• **What this task involves**:
Please answer these questions from the Christmas blog post below.
1. To which Christian town outside Amman did Omar take the writer?
2. What is the name of the hostel where the writer stayed in Bethlehem?
3. Roughly how much did a night there cost during Christmas?

Monday, December 29, 2008

O' Little Town of Bethlehem


Christmas seemed to pass as quickly as it came. I'm used to the Christmas season seeming to begin just a little earlier every year, with stores and restaurants playing their Christmas music and pulling out their decorations immediately after Thanksgiving, if not before. A Rotarian I go to church with, Omar, took me to a Christian town outside of Amman, FuHeis. They have an annual Christmas tree lighting ceremony followed by carols. We missed the lighting ceremony, but came back another day to walk around more to look at the Christmas lights. While the neighborhoods back home are often decorated more 'extravagantly' it was a very nice way to get into the Christmas spirit.

My Christmas celebration however, was truly unforgettable. I ended up going to Bethlehem a few days before Christmas by myself, and came back to Amman for a Christmas dinner/party Christmas evening. I stayed at a hostel which is part of a the Dheisha Palestinian refugee camp operated by the UN: the Ibdaa Cultural Center. For approximately $15 a night during Christmas in Bethlehem, it was definitely worth it.

• **Supplied material**:
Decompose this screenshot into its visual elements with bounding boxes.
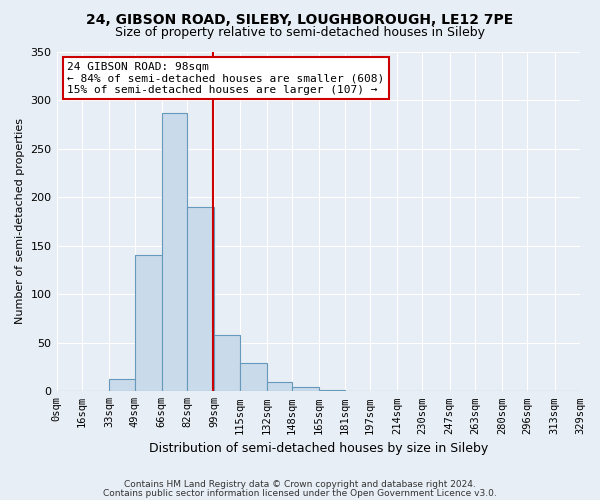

• **Result below**:
1. FuHeis
2. The Ibdaa Cultural Center
3. About $15